Job ->
Take each line containing the word "extra" and copy it.

Stored items:

--- Begin ---

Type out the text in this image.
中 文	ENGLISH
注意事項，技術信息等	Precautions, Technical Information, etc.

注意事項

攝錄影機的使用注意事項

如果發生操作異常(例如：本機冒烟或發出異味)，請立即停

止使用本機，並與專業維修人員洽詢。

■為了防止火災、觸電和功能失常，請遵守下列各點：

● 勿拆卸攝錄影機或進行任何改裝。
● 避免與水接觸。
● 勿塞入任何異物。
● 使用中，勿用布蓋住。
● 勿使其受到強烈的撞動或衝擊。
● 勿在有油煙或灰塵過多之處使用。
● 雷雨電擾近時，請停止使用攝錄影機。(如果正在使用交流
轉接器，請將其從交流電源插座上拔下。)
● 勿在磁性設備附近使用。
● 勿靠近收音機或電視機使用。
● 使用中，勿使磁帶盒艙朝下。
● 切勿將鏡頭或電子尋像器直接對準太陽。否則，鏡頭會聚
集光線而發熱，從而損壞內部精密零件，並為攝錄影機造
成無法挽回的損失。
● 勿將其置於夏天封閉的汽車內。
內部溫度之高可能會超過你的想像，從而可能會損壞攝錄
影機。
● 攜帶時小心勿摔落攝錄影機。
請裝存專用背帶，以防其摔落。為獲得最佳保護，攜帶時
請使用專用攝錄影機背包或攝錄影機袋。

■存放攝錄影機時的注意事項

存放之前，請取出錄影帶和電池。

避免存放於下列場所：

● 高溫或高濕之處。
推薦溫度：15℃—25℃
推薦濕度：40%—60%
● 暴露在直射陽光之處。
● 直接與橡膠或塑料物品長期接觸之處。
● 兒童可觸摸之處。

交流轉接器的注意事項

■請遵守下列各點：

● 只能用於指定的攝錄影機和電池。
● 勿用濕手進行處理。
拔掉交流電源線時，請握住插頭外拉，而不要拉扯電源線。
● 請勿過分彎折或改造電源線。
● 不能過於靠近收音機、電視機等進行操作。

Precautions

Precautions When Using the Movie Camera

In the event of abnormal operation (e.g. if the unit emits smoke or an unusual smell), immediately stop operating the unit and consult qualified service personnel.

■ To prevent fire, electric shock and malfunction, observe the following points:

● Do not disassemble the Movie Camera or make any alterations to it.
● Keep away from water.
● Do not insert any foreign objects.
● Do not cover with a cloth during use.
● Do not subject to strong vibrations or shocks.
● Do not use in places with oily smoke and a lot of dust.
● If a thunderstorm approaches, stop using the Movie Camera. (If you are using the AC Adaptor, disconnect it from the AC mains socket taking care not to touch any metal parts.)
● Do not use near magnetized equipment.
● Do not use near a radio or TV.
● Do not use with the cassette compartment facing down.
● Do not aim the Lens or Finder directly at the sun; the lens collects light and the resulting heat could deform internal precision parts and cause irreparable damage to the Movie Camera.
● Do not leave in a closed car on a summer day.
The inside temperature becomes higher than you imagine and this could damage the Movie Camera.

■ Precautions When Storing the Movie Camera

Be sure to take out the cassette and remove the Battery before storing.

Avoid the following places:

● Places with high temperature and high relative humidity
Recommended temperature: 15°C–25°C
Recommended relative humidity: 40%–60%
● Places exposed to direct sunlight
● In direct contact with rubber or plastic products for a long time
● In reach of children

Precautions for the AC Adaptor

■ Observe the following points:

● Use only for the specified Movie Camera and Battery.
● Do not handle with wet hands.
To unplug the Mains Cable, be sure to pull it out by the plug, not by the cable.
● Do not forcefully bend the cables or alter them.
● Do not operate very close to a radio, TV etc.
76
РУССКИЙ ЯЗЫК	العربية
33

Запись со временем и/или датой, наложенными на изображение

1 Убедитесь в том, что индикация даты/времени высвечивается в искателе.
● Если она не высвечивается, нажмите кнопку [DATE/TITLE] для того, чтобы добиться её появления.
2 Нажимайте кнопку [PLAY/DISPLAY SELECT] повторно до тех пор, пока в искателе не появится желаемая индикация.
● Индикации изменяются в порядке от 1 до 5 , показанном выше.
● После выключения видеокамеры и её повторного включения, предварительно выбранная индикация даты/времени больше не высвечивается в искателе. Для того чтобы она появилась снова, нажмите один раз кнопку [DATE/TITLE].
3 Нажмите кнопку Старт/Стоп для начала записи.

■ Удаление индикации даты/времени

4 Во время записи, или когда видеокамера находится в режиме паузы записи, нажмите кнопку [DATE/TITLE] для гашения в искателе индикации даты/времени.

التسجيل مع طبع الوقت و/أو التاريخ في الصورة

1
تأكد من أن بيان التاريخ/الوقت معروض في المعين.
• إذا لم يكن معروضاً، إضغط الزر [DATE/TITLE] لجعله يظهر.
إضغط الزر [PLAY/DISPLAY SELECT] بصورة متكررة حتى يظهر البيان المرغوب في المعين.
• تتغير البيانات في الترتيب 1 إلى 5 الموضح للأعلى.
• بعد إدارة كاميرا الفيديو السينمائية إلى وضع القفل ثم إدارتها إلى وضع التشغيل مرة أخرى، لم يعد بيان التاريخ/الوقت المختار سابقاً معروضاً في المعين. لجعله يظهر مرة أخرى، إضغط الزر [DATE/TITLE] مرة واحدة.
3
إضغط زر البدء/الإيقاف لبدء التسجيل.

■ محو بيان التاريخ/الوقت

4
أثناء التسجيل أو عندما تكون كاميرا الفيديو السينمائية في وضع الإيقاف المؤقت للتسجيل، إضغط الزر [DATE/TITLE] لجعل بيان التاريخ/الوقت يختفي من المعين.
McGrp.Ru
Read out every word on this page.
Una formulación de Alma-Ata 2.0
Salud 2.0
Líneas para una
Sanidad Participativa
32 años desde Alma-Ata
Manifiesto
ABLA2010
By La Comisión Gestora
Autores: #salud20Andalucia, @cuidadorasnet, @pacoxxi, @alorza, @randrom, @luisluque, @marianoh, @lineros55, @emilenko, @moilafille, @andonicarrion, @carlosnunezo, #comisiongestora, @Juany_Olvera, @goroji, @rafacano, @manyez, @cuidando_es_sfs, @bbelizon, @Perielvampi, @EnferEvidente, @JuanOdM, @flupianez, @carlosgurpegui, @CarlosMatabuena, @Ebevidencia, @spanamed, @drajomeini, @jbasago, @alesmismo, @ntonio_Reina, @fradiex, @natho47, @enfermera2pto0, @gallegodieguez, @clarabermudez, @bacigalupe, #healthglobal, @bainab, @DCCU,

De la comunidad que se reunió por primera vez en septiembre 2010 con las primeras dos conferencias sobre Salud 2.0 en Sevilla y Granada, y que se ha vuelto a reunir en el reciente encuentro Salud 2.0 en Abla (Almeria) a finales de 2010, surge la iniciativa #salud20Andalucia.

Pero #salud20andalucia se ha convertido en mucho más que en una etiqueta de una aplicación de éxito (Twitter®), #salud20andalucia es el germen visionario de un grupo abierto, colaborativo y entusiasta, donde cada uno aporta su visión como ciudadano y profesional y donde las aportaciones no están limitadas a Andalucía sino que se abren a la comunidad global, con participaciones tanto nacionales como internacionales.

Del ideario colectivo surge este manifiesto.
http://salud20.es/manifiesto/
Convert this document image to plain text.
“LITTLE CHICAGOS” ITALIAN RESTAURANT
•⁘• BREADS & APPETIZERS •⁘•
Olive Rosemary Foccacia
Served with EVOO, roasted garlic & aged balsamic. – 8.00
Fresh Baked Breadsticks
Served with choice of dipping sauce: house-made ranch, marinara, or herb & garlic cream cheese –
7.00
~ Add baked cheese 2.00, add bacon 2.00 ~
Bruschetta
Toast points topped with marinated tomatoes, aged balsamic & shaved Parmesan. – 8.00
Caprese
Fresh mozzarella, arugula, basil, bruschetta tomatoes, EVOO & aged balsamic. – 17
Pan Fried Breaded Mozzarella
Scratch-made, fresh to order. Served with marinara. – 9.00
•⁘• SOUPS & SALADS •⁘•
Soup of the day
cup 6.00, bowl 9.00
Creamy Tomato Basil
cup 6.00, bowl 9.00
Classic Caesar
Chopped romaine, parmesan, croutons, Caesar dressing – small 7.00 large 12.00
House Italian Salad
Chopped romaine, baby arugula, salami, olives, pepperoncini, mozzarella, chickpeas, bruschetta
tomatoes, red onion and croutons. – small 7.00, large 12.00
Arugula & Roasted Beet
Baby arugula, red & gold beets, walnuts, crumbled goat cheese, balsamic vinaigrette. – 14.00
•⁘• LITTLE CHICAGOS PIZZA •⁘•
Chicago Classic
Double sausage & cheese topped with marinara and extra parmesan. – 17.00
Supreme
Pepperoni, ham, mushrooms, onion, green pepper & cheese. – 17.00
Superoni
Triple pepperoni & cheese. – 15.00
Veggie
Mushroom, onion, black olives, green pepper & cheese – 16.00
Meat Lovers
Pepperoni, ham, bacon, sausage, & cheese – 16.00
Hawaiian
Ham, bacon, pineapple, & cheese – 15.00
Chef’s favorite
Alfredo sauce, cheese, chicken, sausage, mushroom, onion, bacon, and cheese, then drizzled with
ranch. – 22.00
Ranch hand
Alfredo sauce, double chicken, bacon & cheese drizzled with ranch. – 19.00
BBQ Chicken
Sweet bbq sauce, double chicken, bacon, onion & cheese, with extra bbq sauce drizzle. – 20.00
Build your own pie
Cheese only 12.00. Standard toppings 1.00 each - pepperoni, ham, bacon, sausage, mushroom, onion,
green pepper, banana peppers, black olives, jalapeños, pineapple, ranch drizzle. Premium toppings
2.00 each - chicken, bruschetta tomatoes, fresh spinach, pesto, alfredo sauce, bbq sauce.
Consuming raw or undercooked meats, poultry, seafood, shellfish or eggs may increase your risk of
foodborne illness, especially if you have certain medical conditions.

--- End ---

Finished answer ->
Double sausage & cheese topped with marinara and extra parmesan. – 17.00
Sweet bbq sauce, double chicken, bacon, onion & cheese, with extra bbq sauce drizzle. – 20.00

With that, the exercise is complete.